** TASK **
Where a line contains the word "Contas", copy that line in full.

** ENTRIES **
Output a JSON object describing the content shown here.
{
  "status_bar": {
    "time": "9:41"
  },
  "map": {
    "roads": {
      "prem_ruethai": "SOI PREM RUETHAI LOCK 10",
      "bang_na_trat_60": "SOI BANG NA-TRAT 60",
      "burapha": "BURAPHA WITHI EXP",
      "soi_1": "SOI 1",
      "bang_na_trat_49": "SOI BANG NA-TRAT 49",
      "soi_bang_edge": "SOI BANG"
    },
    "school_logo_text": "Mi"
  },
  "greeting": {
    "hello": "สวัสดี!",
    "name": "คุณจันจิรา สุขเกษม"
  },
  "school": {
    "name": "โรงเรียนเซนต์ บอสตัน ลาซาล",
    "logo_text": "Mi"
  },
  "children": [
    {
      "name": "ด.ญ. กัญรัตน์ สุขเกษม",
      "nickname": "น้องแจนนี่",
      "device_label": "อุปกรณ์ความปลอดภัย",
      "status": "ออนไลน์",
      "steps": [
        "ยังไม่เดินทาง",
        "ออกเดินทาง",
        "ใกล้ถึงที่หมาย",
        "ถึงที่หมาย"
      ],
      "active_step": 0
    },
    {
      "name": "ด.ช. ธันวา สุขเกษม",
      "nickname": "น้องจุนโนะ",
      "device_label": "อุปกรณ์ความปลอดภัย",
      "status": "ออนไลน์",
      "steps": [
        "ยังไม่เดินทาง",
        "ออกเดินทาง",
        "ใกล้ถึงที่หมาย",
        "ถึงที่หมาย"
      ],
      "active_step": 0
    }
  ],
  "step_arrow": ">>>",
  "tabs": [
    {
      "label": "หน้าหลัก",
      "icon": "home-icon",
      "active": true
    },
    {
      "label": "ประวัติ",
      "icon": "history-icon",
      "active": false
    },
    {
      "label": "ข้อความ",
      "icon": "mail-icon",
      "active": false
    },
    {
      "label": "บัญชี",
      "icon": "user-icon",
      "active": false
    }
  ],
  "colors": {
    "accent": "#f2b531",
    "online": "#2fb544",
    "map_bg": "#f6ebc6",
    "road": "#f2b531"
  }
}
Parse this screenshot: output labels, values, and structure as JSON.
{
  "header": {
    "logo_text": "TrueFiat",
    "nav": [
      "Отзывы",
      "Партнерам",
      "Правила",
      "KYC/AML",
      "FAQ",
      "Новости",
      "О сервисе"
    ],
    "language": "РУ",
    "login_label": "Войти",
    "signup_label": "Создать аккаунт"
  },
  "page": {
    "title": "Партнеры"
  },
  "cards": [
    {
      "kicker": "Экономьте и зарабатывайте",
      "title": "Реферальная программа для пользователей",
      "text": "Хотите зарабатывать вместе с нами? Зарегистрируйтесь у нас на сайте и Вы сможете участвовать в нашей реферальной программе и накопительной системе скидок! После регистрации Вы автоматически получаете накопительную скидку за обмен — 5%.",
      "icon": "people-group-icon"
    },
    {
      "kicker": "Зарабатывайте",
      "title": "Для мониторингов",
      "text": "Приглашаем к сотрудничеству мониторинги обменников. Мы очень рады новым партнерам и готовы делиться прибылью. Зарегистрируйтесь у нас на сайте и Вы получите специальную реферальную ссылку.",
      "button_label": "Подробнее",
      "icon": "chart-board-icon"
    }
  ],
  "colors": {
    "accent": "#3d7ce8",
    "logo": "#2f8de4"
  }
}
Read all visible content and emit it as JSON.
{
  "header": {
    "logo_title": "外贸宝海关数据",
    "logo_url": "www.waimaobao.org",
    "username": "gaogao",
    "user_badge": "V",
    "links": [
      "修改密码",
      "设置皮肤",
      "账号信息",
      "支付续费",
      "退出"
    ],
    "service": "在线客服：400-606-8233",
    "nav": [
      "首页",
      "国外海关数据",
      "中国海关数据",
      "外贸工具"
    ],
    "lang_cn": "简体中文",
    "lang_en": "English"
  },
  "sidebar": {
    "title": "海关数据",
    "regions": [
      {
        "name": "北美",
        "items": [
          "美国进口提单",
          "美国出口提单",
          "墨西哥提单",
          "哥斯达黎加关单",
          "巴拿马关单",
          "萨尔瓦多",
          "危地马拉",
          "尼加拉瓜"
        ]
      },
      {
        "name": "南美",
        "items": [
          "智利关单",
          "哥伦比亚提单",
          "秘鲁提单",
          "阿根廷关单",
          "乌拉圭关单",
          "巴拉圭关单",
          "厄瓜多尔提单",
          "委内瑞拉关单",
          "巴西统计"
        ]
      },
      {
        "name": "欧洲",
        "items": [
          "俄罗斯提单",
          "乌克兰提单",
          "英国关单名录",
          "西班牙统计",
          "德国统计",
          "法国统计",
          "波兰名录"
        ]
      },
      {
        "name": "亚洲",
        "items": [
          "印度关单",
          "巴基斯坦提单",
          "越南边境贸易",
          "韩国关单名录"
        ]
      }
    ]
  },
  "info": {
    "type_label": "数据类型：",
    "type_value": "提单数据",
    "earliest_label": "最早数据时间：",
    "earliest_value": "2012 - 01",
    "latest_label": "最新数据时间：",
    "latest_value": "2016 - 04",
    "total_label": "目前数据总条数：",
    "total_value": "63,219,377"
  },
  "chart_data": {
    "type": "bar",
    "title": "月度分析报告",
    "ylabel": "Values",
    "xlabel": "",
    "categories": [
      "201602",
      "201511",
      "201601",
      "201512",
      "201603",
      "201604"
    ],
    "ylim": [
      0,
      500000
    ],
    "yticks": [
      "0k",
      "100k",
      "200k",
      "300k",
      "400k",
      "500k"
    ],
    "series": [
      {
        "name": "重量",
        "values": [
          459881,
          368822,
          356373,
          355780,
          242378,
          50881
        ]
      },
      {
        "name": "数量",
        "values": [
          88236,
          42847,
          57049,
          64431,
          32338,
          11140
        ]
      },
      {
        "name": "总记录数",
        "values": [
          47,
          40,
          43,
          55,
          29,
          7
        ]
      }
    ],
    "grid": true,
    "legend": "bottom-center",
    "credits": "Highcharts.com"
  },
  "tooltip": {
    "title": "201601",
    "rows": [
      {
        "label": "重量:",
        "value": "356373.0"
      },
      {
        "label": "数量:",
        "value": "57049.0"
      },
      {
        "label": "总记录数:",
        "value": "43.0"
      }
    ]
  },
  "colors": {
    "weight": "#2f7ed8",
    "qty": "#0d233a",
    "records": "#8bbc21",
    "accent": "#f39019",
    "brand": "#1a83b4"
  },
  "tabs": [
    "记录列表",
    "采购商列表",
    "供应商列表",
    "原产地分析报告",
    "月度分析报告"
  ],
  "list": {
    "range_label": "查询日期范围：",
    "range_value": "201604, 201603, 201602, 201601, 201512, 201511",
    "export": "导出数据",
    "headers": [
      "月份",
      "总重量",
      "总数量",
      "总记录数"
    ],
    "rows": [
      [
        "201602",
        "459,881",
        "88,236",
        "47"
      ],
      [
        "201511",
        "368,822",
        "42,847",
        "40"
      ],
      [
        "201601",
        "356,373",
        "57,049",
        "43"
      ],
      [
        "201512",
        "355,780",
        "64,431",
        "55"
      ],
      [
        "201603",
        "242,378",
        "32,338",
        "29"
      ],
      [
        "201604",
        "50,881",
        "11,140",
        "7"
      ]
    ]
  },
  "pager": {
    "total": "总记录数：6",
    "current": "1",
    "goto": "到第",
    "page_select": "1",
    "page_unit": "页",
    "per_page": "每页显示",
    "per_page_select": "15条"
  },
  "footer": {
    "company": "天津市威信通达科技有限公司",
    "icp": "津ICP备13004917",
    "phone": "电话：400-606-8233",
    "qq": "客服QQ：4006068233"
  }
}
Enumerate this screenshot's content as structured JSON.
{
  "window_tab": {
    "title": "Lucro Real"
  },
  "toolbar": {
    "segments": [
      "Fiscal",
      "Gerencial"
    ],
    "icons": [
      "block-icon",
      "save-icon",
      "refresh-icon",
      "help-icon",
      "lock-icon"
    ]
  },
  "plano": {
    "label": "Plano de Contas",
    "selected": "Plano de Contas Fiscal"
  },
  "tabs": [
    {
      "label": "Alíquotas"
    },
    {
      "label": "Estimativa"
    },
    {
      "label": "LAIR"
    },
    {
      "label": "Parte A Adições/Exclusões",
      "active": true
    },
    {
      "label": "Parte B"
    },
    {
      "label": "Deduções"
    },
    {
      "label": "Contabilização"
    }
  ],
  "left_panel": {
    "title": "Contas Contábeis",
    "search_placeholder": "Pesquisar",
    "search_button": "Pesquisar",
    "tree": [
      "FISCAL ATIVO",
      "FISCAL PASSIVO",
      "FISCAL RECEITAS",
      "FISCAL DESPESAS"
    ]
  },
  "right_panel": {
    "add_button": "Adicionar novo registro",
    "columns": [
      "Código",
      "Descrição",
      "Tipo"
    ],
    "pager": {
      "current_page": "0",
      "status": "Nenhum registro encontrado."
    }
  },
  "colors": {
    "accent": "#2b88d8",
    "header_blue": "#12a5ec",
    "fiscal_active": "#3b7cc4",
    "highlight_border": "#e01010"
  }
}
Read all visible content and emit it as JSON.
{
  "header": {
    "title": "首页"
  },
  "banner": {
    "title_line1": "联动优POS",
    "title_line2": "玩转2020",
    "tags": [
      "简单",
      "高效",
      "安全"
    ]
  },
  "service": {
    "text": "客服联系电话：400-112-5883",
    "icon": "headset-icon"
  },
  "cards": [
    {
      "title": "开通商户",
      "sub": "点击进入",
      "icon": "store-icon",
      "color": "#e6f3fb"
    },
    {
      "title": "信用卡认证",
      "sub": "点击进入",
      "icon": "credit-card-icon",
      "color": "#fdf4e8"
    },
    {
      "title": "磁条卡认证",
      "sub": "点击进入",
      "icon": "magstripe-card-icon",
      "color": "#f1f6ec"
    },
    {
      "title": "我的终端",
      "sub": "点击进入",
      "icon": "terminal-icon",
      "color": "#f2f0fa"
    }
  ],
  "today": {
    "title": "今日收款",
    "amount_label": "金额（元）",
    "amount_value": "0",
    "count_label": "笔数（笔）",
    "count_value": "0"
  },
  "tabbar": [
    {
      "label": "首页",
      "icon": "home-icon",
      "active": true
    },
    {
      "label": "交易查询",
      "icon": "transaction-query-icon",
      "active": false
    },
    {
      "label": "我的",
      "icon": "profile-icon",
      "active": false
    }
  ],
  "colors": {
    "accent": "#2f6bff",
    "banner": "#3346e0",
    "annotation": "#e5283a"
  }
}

** OUTPUT FOR THIS TASK **
    "label": "Plano de Contas",
    "selected": "Plano de Contas Fiscal"
    "title": "Contas Contábeis",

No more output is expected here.